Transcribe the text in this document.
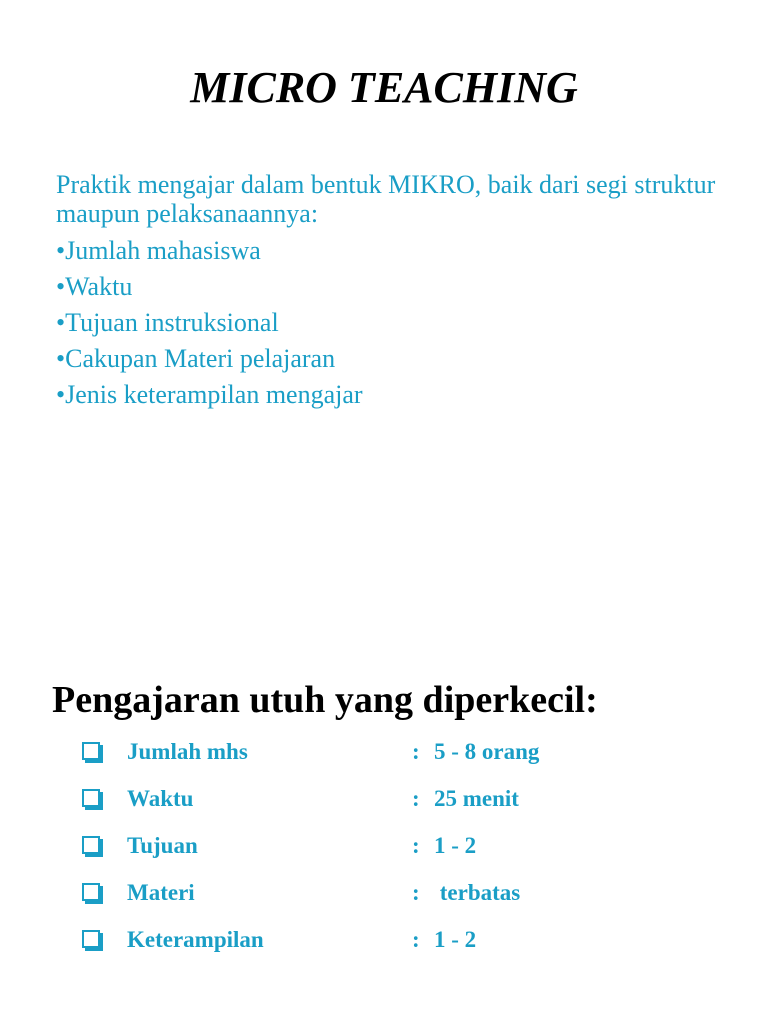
MICRO TEACHING
Praktik mengajar dalam bentuk MIKRO, baik dari segi struktur maupun pelaksanaannya:
•Jumlah mahasiswa
•Waktu
•Tujuan instruksional
•Cakupan Materi pelajaran
•Jenis keterampilan mengajar
Pengajaran utuh yang diperkecil:
Jumlah mhs	: 5 - 8 orang
Waktu	: 25 menit
Tujuan	: 1 - 2
Materi	: terbatas
Keterampilan	: 1 - 2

#####

» Stated problem
Report how many lines of the preceding records include "Materi". Output the number only.

» Exercise result
2